═════ Extracted entries ═════

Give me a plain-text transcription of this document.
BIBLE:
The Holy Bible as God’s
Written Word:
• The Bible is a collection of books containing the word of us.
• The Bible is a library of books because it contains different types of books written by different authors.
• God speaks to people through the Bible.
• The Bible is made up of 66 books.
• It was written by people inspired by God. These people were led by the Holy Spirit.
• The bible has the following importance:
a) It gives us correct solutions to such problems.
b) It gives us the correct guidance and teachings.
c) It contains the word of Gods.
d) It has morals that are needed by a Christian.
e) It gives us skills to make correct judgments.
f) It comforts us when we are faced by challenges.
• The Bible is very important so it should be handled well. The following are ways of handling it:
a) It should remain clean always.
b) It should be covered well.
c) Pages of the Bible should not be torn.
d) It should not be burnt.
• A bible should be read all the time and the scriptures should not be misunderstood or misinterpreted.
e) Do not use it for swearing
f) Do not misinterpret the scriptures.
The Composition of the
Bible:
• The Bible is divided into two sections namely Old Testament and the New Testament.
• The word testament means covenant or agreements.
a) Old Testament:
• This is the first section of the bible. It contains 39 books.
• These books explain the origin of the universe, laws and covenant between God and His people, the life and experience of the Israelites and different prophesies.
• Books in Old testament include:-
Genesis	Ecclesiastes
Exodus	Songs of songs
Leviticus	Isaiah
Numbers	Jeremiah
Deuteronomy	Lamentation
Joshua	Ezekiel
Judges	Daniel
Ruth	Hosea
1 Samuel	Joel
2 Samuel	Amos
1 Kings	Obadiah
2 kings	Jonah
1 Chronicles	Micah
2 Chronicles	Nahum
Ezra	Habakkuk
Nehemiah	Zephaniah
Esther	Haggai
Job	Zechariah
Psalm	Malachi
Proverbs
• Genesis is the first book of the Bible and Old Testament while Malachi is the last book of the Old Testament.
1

═════

= Assignment =
Each line that holds the word "Malachi" should be extracted from the records.

= Exercise output =
Psalm	Malachi
• Genesis is the first book of the Bible and Old Testament while Malachi is the last book of the Old Testament.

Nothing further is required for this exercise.